● **THE INPUT**:
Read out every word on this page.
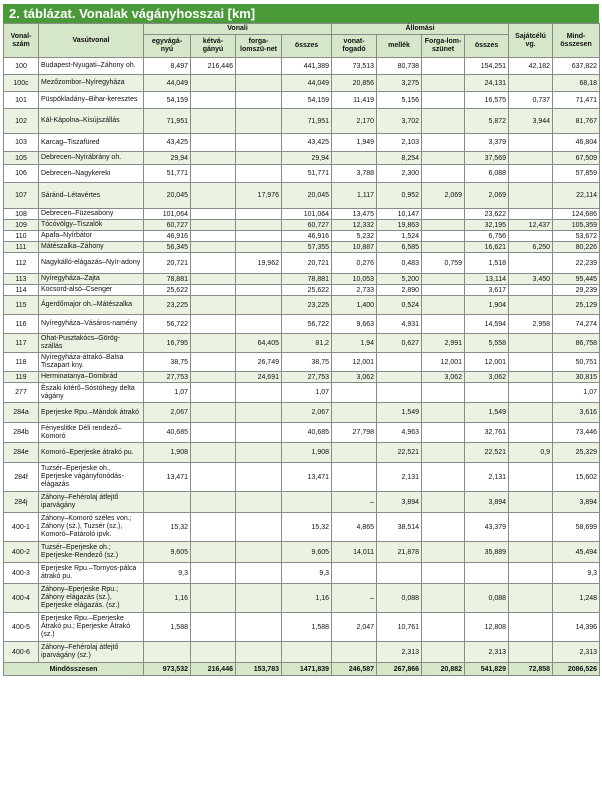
2. táblázat. Vonalak vágányhosszai [km]
Vonal-szám	Vasútvonal	Vonali				Állomási				Sajátcélú vg.	Mind-összesen
		egyvágá-nyú	kétvá-gányú	forga-lomszü-net	összes	vonat-fogadó	mellék	Forga-lom-szünet	összes		
100	Budapest-Nyugati–Záhony oh.	8,497	216,446		441,389	73,513	80,738		154,251	42,182	637,822
100c	Mezőzombor–Nyíregyháza	44,049			44,049	20,856	3,275		24,131		68,18
101	Püspökladány–Bihar-keresztes	54,159			54,159	11,419	5,156		16,575	0,737	71,471
102	Kál-Kápolna–Kisújszállás	71,951			71,951	2,170	3,702		5,872	3,944	81,767
103	Karcag–Tiszafüred	43,425			43,425	1,949	2,103		3,379		46,804
105	Debrecen–Nyírábrány oh.	29,94			29,94		8,254		37,569		67,509
106	Debrecen–Nagykereki	51,771			51,771	3,788	2,300		6,088		57,859
107	Sáránd–Létavértes	20,045		17,976	20,045	1,117	0,952	2,069	2,069		22,114
108	Debrecen–Füzesabony	101,064			101,064	13,475	10,147		23,622		124,686
109	Tócóvölgy–Tiszalök	60,727			60,727	12,332	19,863		32,195	12,437	105,359
110	Apafa–Nyírbátor	46,916			46,916	5,232	1,524		6,756		53,672
111	Mátészalka–Záhony	56,345			57,355	10,887	6,585		16,621	6,250	80,226
112	Nagykálló-elágazás–Nyír-adony	20,721		19,962	20,721	0,276	0,483	0,759	1,518		22,239
113	Nyíregyháza–Zajta	78,881			78,881	10,053	5,200		13,114	3,450	95,445
114	Kocsord-alsó–Csenger	25,622			25,622	2,733	2,890		3,617		29,239
115	Ágerdőmajor oh.–Mátészalka	23,225			23,225	1,400	0,524		1,904		25,129
116	Nyíregyháza–Vásáros-namény	56,722			56,722	9,663	4,931		14,594	2,958	74,274
117	Ohat-Pusztakócs–Görög-szállás	16,795		64,405	81,2	1,94	0,627	2,991	5,558		86,758
118	Nyíregyháza-átrakó–Balsa Tiszapart kny.	38,75		26,749	38,75	12,001		12,001	12,001		50,751
119	Herminatanya–Dombrád	27,753		24,691	27,753	3,062		3,062	3,062		30,815
277	Északi kitérő–Sóstóhegy delta vágány	1,07			1,07						1,07
284a	Eperjeske Rpu.–Mándok átrakó	2,067			2,067		1,549		1,549		3,616
284b	Fényeslitke Déli rendező–Komoró	40,685			40,685	27,798	4,963		32,761		73,446
284e	Komoró–Eperjeske átrakó pu.	1,908			1,908		22,521		22,521	0,9	25,329
284f	Tuzsér–Eperjeske oh., Eperjeske vágányfonódás-elágazás	13,471			13,471		2,131		2,131		15,602
284j	Záhony–Fehérolaj átfejtő iparvágány					–	3,894		3,894		3,894
400-1	Záhony–Komoró széles von.; Záhony (sz.), Tuzsér (sz.), Komoró–Fatároló ipvk.	15,32			15,32	4,865	38,514		43,379		58,699
400-2	Tuzsér–Eperjeske oh.; Eperjeske-Rendező (sz.)	9,605			9,605	14,011	21,878		35,889		45,494
400-3	Eperjeske Rpu.–Tornyos-pálca átrakó pu.	9,3			9,3						9,3
400-4	Záhony–Eperjeske Rpu.; Záhony elágazás (sz.), Eperjeske elágazás. (sz.)	1,16			1,16	–	0,088		0,088		1,248
400-5	Eperjeske Rpu.–Eperjeske Átrakó pu.; Eperjeske Átrakó (sz.)	1,588			1,588	2,047	10,761		12,808		14,396
400-6	Záhony–Fehérolaj átfejtő iparvágány (sz.)						2,313		2,313		2,313
Mindösszesen		973,532	216,446	153,783	1471,839	246,587	267,866	20,882	541,829	72,858	2086,526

● **STATED GOAL**: Print the records word for word and exclude any picture they hold.

● **RESULT**:
Read out every word on this page.
2. táblázat. Vonalak vágányhosszai [km]
Vonal-szám	Vasútvonal	Vonali				Állomási				Sajátcélú vg.	Mind-összesen
		egyvágá-nyú	kétvá-gányú	forga-lomszü-net	összes	vonat-fogadó	mellék	Forga-lom-szünet	összes		
100	Budapest-Nyugati–Záhony oh.	8,497	216,446		441,389	73,513	80,738		154,251	42,182	637,822
100c	Mezőzombor–Nyíregyháza	44,049			44,049	20,856	3,275		24,131		68,18
101	Püspökladány–Bihar-keresztes	54,159			54,159	11,419	5,156		16,575	0,737	71,471
102	Kál-Kápolna–Kisújszállás	71,951			71,951	2,170	3,702		5,872	3,944	81,767
103	Karcag–Tiszafüred	43,425			43,425	1,949	2,103		3,379		46,804
105	Debrecen–Nyírábrány oh.	29,94			29,94		8,254		37,569		67,509
106	Debrecen–Nagykereki	51,771			51,771	3,788	2,300		6,088		57,859
107	Sáránd–Létavértes	20,045		17,976	20,045	1,117	0,952	2,069	2,069		22,114
108	Debrecen–Füzesabony	101,064			101,064	13,475	10,147		23,622		124,686
109	Tócóvölgy–Tiszalök	60,727			60,727	12,332	19,863		32,195	12,437	105,359
110	Apafa–Nyírbátor	46,916			46,916	5,232	1,524		6,756		53,672
111	Mátészalka–Záhony	56,345			57,355	10,887	6,585		16,621	6,250	80,226
112	Nagykálló-elágazás–Nyír-adony	20,721		19,962	20,721	0,276	0,483	0,759	1,518		22,239
113	Nyíregyháza–Zajta	78,881			78,881	10,053	5,200		13,114	3,450	95,445
114	Kocsord-alsó–Csenger	25,622			25,622	2,733	2,890		3,617		29,239
115	Ágerdőmajor oh.–Mátészalka	23,225			23,225	1,400	0,524		1,904		25,129
116	Nyíregyháza–Vásáros-namény	56,722			56,722	9,663	4,931		14,594	2,958	74,274
117	Ohat-Pusztakócs–Görög-szállás	16,795		64,405	81,2	1,94	0,627	2,991	5,558		86,758
118	Nyíregyháza-átrakó–Balsa Tiszapart kny.	38,75		26,749	38,75	12,001		12,001	12,001		50,751
119	Herminatanya–Dombrád	27,753		24,691	27,753	3,062		3,062	3,062		30,815
277	Északi kitérő–Sóstóhegy delta vágány	1,07			1,07						1,07
284a	Eperjeske Rpu.–Mándok átrakó	2,067			2,067		1,549		1,549		3,616
284b	Fényeslitke Déli rendező–Komoró	40,685			40,685	27,798	4,963		32,761		73,446
284e	Komoró–Eperjeske átrakó pu.	1,908			1,908		22,521		22,521	0,9	25,329
284f	Tuzsér–Eperjeske oh., Eperjeske vágányfonódás-elágazás	13,471			13,471		2,131		2,131		15,602
284j	Záhony–Fehérolaj átfejtő iparvágány					–	3,894		3,894		3,894
400-1	Záhony–Komoró széles von.; Záhony (sz.), Tuzsér (sz.), Komoró–Fatároló ipvk.	15,32			15,32	4,865	38,514		43,379		58,699
400-2	Tuzsér–Eperjeske oh.; Eperjeske-Rendező (sz.)	9,605			9,605	14,011	21,878		35,889		45,494
400-3	Eperjeske Rpu.–Tornyos-pálca átrakó pu.	9,3			9,3						9,3
400-4	Záhony–Eperjeske Rpu.; Záhony elágazás (sz.), Eperjeske elágazás. (sz.)	1,16			1,16	–	0,088		0,088		1,248
400-5	Eperjeske Rpu.–Eperjeske Átrakó pu.; Eperjeske Átrakó (sz.)	1,588			1,588	2,047	10,761		12,808		14,396
400-6	Záhony–Fehérolaj átfejtő iparvágány (sz.)						2,313		2,313		2,313
Mindösszesen		973,532	216,446	153,783	1471,839	246,587	267,866	20,882	541,829	72,858	2086,526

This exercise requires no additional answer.